/---

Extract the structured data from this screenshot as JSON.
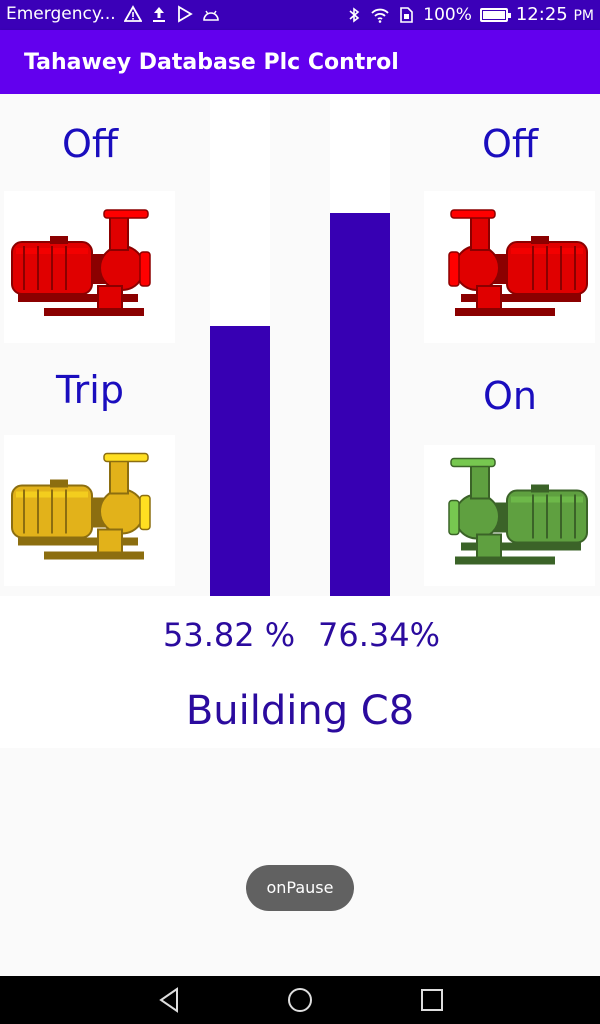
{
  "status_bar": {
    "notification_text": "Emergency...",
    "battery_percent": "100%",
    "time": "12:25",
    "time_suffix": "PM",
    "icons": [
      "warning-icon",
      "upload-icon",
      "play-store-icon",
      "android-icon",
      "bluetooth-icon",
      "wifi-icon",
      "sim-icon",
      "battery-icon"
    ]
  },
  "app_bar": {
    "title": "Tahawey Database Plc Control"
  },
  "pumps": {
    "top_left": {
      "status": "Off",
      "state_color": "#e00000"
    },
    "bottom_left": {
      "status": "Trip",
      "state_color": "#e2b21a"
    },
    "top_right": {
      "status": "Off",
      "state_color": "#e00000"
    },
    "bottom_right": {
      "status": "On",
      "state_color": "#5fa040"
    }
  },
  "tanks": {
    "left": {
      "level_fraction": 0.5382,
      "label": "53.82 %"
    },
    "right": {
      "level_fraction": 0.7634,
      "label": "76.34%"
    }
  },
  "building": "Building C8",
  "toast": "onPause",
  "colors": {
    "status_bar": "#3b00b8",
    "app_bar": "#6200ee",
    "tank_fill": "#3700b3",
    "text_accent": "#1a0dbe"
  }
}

\---
/---

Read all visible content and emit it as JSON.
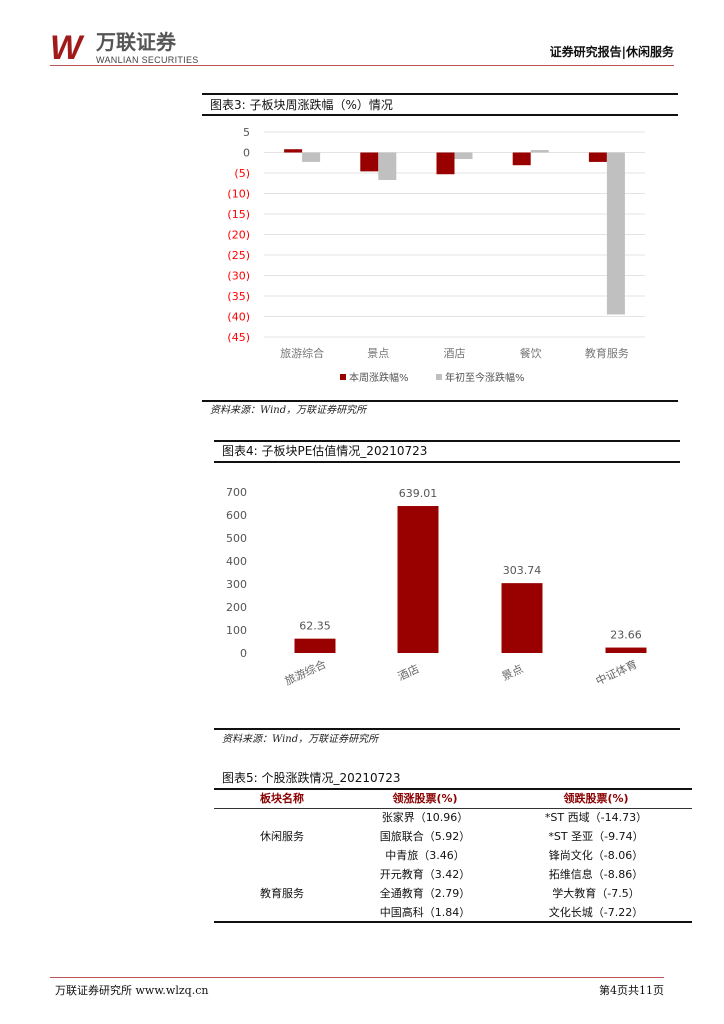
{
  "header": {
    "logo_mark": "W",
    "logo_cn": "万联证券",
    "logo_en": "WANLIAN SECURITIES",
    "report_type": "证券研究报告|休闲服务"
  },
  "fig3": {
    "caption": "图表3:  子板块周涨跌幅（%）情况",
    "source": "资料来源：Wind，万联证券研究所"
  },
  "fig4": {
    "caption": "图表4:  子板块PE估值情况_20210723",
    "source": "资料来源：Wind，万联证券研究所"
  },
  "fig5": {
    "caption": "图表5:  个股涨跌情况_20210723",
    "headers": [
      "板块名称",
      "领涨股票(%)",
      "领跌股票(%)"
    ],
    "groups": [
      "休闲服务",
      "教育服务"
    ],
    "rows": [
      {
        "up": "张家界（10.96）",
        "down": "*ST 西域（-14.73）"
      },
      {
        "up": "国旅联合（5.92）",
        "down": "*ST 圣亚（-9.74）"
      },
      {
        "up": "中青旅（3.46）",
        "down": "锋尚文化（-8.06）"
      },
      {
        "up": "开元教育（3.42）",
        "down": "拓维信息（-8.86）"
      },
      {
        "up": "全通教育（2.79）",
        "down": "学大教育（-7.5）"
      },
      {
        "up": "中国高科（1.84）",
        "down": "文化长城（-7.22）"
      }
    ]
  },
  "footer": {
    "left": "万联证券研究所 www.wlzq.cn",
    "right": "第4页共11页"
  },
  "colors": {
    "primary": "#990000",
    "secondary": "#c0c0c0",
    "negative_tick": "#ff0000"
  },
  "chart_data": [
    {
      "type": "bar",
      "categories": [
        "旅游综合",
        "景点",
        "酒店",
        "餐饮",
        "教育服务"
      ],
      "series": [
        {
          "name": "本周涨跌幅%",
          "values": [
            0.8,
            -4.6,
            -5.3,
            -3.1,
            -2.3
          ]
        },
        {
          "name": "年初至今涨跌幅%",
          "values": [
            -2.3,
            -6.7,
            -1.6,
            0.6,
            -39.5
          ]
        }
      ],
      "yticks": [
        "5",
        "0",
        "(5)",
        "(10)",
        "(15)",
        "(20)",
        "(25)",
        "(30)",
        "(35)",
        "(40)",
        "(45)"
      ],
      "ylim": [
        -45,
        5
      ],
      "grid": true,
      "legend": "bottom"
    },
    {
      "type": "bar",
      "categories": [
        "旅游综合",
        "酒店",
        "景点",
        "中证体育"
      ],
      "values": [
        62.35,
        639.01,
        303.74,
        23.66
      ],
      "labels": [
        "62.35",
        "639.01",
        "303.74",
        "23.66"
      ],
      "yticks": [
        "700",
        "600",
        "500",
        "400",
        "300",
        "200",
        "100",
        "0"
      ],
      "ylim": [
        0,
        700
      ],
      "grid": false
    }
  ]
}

\---
/---

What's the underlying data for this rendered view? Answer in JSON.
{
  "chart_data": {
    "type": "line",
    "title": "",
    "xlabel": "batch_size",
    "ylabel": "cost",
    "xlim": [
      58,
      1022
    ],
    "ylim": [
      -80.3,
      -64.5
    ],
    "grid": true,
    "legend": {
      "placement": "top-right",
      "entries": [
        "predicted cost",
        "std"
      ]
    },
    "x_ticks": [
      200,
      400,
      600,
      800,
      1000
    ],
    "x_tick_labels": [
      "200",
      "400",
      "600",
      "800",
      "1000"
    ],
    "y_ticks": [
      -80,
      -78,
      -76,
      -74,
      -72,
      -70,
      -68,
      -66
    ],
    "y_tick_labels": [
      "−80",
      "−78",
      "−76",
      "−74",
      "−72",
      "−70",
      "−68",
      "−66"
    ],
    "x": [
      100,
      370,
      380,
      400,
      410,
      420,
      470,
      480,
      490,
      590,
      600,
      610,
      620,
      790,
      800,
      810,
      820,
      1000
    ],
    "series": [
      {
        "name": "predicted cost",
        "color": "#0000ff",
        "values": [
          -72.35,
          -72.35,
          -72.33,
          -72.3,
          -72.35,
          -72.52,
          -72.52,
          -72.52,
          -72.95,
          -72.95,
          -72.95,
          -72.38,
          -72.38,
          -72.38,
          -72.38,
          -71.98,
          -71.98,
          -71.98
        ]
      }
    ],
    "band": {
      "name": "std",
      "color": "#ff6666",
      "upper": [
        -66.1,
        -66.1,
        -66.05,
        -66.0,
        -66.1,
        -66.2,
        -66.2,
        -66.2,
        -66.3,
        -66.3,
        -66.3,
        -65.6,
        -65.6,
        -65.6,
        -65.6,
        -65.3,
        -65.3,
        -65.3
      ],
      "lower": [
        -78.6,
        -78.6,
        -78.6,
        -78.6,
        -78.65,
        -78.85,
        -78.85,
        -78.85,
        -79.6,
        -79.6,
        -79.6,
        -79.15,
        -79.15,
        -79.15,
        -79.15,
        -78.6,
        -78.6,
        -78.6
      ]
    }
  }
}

\---

Pick out each line containing "predicted" and report it.

        "predicted cost",
        "name": "predicted cost",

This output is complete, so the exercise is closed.